Written exercise: Return the material below in full and exactly.
BEGIN Excerpted data
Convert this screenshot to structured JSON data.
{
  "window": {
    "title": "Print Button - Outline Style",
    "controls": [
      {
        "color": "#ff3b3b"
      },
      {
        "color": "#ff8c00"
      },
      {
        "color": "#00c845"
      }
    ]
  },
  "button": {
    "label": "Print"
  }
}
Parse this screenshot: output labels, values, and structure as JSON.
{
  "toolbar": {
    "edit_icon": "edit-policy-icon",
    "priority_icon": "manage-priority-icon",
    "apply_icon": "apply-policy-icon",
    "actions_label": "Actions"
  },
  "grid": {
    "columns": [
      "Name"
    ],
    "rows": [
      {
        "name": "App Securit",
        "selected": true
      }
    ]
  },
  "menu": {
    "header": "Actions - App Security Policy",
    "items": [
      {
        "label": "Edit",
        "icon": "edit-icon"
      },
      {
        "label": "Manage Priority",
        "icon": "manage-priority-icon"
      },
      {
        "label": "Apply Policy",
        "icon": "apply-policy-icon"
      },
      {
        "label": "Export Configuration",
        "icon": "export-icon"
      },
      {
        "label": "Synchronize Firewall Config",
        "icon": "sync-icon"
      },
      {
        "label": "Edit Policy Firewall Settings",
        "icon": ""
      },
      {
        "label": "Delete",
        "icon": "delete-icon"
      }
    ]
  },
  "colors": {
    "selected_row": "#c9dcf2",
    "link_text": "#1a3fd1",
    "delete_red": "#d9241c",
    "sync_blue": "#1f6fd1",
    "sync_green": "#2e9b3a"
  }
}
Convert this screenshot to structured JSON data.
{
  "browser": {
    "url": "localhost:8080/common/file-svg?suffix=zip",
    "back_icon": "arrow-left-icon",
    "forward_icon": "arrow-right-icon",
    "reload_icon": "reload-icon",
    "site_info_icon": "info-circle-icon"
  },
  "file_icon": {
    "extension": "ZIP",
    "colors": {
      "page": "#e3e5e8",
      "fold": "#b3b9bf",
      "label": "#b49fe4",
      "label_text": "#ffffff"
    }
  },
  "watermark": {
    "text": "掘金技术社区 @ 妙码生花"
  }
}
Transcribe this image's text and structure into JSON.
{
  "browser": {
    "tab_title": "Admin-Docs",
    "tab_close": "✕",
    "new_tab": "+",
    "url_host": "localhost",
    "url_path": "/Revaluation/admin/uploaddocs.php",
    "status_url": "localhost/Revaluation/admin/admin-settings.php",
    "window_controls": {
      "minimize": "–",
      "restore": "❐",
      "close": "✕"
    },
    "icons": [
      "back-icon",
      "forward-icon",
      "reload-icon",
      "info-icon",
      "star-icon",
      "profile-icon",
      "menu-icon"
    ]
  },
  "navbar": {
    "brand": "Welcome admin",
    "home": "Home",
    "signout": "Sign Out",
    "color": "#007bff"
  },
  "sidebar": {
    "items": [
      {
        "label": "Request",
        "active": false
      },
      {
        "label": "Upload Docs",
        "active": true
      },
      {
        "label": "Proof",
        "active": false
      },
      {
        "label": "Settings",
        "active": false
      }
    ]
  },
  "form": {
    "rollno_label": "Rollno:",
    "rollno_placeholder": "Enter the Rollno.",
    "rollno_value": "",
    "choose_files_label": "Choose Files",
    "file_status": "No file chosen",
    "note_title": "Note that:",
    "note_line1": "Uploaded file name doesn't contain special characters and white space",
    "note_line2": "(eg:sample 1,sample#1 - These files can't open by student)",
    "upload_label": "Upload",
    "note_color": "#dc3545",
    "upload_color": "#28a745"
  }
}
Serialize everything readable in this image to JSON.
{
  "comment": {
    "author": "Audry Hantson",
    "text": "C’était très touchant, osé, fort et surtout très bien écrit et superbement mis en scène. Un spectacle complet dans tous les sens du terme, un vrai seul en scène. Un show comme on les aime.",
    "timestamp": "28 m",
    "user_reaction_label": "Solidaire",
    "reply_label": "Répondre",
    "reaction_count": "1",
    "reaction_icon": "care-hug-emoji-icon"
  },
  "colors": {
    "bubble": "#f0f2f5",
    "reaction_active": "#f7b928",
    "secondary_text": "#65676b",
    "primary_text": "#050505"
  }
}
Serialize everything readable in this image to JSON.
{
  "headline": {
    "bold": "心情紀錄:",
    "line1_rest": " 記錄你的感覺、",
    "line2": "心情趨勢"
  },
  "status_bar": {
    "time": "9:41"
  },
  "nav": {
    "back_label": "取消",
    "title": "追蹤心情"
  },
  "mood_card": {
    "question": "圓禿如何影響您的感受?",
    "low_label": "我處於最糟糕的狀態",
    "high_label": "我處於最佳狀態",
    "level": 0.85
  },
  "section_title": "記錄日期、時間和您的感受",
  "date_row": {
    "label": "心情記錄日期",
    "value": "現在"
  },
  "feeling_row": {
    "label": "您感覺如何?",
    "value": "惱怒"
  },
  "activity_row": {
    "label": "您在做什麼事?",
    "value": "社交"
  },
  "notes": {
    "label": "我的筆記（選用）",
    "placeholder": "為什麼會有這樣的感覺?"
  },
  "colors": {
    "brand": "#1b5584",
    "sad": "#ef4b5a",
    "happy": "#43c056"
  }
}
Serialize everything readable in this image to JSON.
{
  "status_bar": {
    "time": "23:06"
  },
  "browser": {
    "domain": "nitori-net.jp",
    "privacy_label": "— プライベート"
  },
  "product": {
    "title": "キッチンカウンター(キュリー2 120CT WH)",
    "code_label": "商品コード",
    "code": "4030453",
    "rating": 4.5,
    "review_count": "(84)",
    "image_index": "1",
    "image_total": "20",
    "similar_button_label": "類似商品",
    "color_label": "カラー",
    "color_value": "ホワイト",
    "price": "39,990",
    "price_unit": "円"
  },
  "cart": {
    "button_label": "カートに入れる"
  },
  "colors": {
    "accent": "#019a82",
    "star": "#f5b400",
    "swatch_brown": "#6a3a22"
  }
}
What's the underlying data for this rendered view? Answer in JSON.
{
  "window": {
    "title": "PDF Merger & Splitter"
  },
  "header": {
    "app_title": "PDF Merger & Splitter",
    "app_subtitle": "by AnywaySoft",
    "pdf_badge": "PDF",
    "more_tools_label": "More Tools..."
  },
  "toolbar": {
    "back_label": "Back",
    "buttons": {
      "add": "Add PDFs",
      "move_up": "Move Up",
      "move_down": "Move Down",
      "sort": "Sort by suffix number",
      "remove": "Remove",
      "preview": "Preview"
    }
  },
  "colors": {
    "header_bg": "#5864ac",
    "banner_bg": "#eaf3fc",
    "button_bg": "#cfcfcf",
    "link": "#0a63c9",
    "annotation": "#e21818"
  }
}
END Excerpted data
Problem solution:
Convert this screenshot to structured JSON data.
{
  "window": {
    "title": "Print Button - Outline Style",
    "controls": [
      {
        "color": "#ff3b3b"
      },
      {
        "color": "#ff8c00"
      },
      {
        "color": "#00c845"
      }
    ]
  },
  "button": {
    "label": "Print"
  }
}
Parse this screenshot: output labels, values, and structure as JSON.
{
  "toolbar": {
    "edit_icon": "edit-policy-icon",
    "priority_icon": "manage-priority-icon",
    "apply_icon": "apply-policy-icon",
    "actions_label": "Actions"
  },
  "grid": {
    "columns": [
      "Name"
    ],
    "rows": [
      {
        "name": "App Securit",
        "selected": true
      }
    ]
  },
  "menu": {
    "header": "Actions - App Security Policy",
    "items": [
      {
        "label": "Edit",
        "icon": "edit-icon"
      },
      {
        "label": "Manage Priority",
        "icon": "manage-priority-icon"
      },
      {
        "label": "Apply Policy",
        "icon": "apply-policy-icon"
      },
      {
        "label": "Export Configuration",
        "icon": "export-icon"
      },
      {
        "label": "Synchronize Firewall Config",
        "icon": "sync-icon"
      },
      {
        "label": "Edit Policy Firewall Settings",
        "icon": ""
      },
      {
        "label": "Delete",
        "icon": "delete-icon"
      }
    ]
  },
  "colors": {
    "selected_row": "#c9dcf2",
    "link_text": "#1a3fd1",
    "delete_red": "#d9241c",
    "sync_blue": "#1f6fd1",
    "sync_green": "#2e9b3a"
  }
}
Convert this screenshot to structured JSON data.
{
  "browser": {
    "url": "localhost:8080/common/file-svg?suffix=zip",
    "back_icon": "arrow-left-icon",
    "forward_icon": "arrow-right-icon",
    "reload_icon": "reload-icon",
    "site_info_icon": "info-circle-icon"
  },
  "file_icon": {
    "extension": "ZIP",
    "colors": {
      "page": "#e3e5e8",
      "fold": "#b3b9bf",
      "label": "#b49fe4",
      "label_text": "#ffffff"
    }
  },
  "watermark": {
    "text": "掘金技术社区 @ 妙码生花"
  }
}
Transcribe this image's text and structure into JSON.
{
  "browser": {
    "tab_title": "Admin-Docs",
    "tab_close": "✕",
    "new_tab": "+",
    "url_host": "localhost",
    "url_path": "/Revaluation/admin/uploaddocs.php",
    "status_url": "localhost/Revaluation/admin/admin-settings.php",
    "window_controls": {
      "minimize": "–",
      "restore": "❐",
      "close": "✕"
    },
    "icons": [
      "back-icon",
      "forward-icon",
      "reload-icon",
      "info-icon",
      "star-icon",
      "profile-icon",
      "menu-icon"
    ]
  },
  "navbar": {
    "brand": "Welcome admin",
    "home": "Home",
    "signout": "Sign Out",
    "color": "#007bff"
  },
  "sidebar": {
    "items": [
      {
        "label": "Request",
        "active": false
      },
      {
        "label": "Upload Docs",
        "active": true
      },
      {
        "label": "Proof",
        "active": false
      },
      {
        "label": "Settings",
        "active": false
      }
    ]
  },
  "form": {
    "rollno_label": "Rollno:",
    "rollno_placeholder": "Enter the Rollno.",
    "rollno_value": "",
    "choose_files_label": "Choose Files",
    "file_status": "No file chosen",
    "note_title": "Note that:",
    "note_line1": "Uploaded file name doesn't contain special characters and white space",
    "note_line2": "(eg:sample 1,sample#1 - These files can't open by student)",
    "upload_label": "Upload",
    "note_color": "#dc3545",
    "upload_color": "#28a745"
  }
}
Serialize everything readable in this image to JSON.
{
  "comment": {
    "author": "Audry Hantson",
    "text": "C’était très touchant, osé, fort et surtout très bien écrit et superbement mis en scène. Un spectacle complet dans tous les sens du terme, un vrai seul en scène. Un show comme on les aime.",
    "timestamp": "28 m",
    "user_reaction_label": "Solidaire",
    "reply_label": "Répondre",
    "reaction_count": "1",
    "reaction_icon": "care-hug-emoji-icon"
  },
  "colors": {
    "bubble": "#f0f2f5",
    "reaction_active": "#f7b928",
    "secondary_text": "#65676b",
    "primary_text": "#050505"
  }
}
Serialize everything readable in this image to JSON.
{
  "headline": {
    "bold": "心情紀錄:",
    "line1_rest": " 記錄你的感覺、",
    "line2": "心情趨勢"
  },
  "status_bar": {
    "time": "9:41"
  },
  "nav": {
    "back_label": "取消",
    "title": "追蹤心情"
  },
  "mood_card": {
    "question": "圓禿如何影響您的感受?",
    "low_label": "我處於最糟糕的狀態",
    "high_label": "我處於最佳狀態",
    "level": 0.85
  },
  "section_title": "記錄日期、時間和您的感受",
  "date_row": {
    "label": "心情記錄日期",
    "value": "現在"
  },
  "feeling_row": {
    "label": "您感覺如何?",
    "value": "惱怒"
  },
  "activity_row": {
    "label": "您在做什麼事?",
    "value": "社交"
  },
  "notes": {
    "label": "我的筆記（選用）",
    "placeholder": "為什麼會有這樣的感覺?"
  },
  "colors": {
    "brand": "#1b5584",
    "sad": "#ef4b5a",
    "happy": "#43c056"
  }
}
Serialize everything readable in this image to JSON.
{
  "status_bar": {
    "time": "23:06"
  },
  "browser": {
    "domain": "nitori-net.jp",
    "privacy_label": "— プライベート"
  },
  "product": {
    "title": "キッチンカウンター(キュリー2 120CT WH)",
    "code_label": "商品コード",
    "code": "4030453",
    "rating": 4.5,
    "review_count": "(84)",
    "image_index": "1",
    "image_total": "20",
    "similar_button_label": "類似商品",
    "color_label": "カラー",
    "color_value": "ホワイト",
    "price": "39,990",
    "price_unit": "円"
  },
  "cart": {
    "button_label": "カートに入れる"
  },
  "colors": {
    "accent": "#019a82",
    "star": "#f5b400",
    "swatch_brown": "#6a3a22"
  }
}
What's the underlying data for this rendered view? Answer in JSON.
{
  "window": {
    "title": "PDF Merger & Splitter"
  },
  "header": {
    "app_title": "PDF Merger & Splitter",
    "app_subtitle": "by AnywaySoft",
    "pdf_badge": "PDF",
    "more_tools_label": "More Tools..."
  },
  "toolbar": {
    "back_label": "Back",
    "buttons": {
      "add": "Add PDFs",
      "move_up": "Move Up",
      "move_down": "Move Down",
      "sort": "Sort by suffix number",
      "remove": "Remove",
      "preview": "Preview"
    }
  },
  "colors": {
    "header_bg": "#5864ac",
    "banner_bg": "#eaf3fc",
    "button_bg": "#cfcfcf",
    "link": "#0a63c9",
    "annotation": "#e21818"
  }
}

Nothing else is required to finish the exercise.